TASK TO COMPLETE
Set each record down exactly, excluding all images.

DATASET ROWS

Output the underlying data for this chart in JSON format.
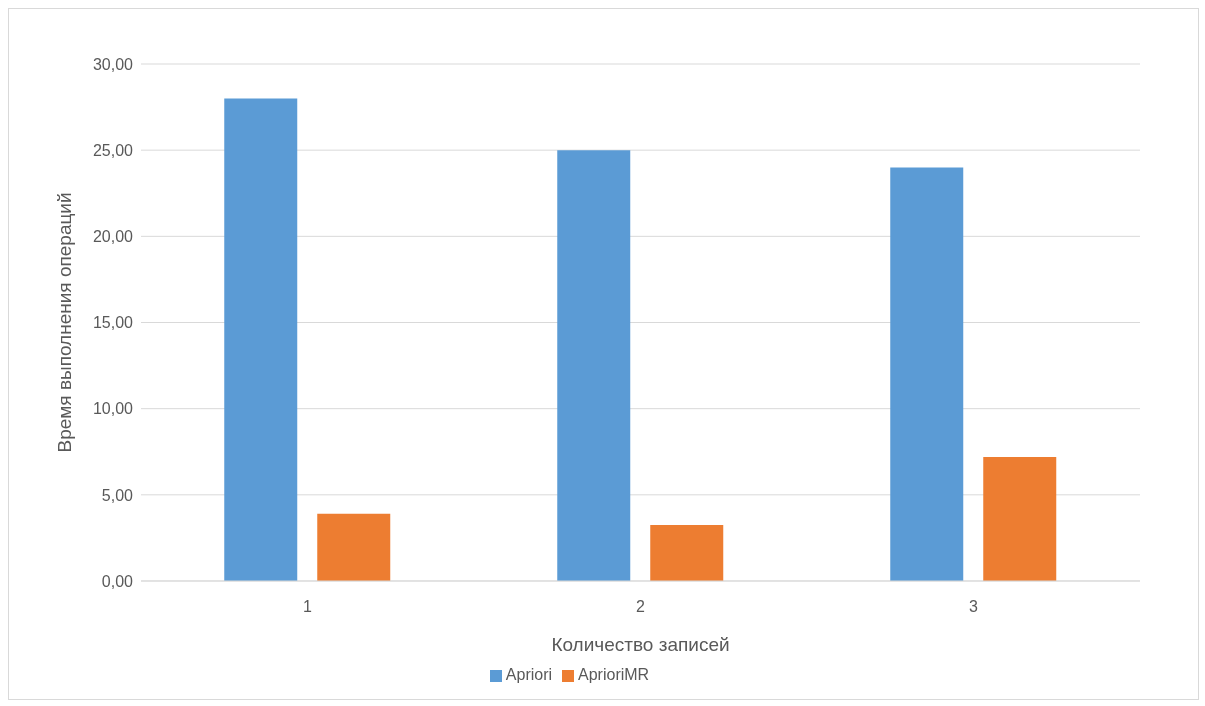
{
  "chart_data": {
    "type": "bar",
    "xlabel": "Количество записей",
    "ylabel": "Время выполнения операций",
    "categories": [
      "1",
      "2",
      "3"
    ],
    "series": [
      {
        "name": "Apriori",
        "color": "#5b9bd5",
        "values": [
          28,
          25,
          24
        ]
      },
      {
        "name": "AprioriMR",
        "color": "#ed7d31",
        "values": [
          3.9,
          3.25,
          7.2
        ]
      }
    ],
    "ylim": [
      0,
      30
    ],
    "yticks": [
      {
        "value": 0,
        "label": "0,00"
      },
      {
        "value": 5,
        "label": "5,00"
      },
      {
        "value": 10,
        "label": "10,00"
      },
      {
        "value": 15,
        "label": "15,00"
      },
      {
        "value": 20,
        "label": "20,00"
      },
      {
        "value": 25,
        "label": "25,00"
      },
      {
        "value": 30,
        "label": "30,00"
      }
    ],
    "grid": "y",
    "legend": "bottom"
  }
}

RESPONSE TO THE TASK
Output the underlying data for this chart in JSON format.
{
  "chart_data": {
    "type": "bar",
    "xlabel": "Количество записей",
    "ylabel": "Время выполнения операций",
    "categories": [
      "1",
      "2",
      "3"
    ],
    "series": [
      {
        "name": "Apriori",
        "color": "#5b9bd5",
        "values": [
          28,
          25,
          24
        ]
      },
      {
        "name": "AprioriMR",
        "color": "#ed7d31",
        "values": [
          3.9,
          3.25,
          7.2
        ]
      }
    ],
    "ylim": [
      0,
      30
    ],
    "yticks": [
      {
        "value": 0,
        "label": "0,00"
      },
      {
        "value": 5,
        "label": "5,00"
      },
      {
        "value": 10,
        "label": "10,00"
      },
      {
        "value": 15,
        "label": "15,00"
      },
      {
        "value": 20,
        "label": "20,00"
      },
      {
        "value": 25,
        "label": "25,00"
      },
      {
        "value": 30,
        "label": "30,00"
      }
    ],
    "grid": "y",
    "legend": "bottom"
  }
}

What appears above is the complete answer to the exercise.